- WRITTEN TASK:
Show each line of the data below that has the string "情节严重的" in it.

- - -

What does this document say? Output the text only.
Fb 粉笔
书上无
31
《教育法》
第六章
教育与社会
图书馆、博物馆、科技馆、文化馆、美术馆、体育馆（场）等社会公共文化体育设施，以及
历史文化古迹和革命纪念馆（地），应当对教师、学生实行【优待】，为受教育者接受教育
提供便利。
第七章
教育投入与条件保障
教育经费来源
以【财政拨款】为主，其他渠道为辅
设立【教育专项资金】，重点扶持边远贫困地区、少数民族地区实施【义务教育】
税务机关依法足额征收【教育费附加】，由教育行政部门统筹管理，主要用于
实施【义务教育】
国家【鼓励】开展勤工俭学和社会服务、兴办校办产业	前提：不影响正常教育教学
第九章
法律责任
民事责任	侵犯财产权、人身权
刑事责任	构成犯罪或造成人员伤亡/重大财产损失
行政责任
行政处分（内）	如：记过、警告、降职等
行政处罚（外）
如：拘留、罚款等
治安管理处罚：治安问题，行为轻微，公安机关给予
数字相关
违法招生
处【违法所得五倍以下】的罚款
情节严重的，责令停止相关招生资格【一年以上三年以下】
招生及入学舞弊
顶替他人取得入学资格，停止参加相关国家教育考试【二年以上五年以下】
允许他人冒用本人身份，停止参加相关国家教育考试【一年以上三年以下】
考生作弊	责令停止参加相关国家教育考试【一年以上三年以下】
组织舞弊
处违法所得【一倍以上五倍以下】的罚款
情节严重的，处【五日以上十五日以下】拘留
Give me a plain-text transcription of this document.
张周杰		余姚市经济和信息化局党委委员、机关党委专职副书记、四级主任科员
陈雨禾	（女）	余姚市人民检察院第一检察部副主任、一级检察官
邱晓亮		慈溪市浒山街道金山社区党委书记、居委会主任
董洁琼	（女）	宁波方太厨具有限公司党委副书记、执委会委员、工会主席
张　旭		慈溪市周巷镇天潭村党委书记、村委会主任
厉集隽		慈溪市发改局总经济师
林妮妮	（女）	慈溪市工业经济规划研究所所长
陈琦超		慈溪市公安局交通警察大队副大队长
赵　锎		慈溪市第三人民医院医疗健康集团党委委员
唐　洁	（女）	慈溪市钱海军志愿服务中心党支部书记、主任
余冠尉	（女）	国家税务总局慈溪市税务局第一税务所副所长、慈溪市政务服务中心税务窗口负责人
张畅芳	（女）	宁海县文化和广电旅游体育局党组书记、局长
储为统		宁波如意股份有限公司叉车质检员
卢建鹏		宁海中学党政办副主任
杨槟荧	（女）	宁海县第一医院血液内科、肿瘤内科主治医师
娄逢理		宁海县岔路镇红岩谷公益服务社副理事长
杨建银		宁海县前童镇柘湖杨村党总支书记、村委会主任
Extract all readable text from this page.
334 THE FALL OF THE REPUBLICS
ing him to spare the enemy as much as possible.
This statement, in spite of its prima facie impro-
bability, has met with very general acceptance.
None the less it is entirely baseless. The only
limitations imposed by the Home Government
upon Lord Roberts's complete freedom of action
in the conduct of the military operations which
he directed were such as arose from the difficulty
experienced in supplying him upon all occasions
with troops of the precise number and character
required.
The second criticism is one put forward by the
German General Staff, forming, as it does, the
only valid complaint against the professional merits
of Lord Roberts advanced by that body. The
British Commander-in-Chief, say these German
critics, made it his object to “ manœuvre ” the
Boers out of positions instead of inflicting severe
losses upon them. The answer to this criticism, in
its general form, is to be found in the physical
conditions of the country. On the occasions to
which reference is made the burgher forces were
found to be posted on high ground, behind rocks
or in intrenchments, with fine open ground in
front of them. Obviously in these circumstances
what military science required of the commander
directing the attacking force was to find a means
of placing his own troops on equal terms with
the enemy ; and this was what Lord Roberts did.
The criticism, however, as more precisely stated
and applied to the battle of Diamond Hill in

- - -

- FULL SOLUTION:
情节严重的，责令停止相关招生资格【一年以上三年以下】
情节严重的，处【五日以上十五日以下】拘留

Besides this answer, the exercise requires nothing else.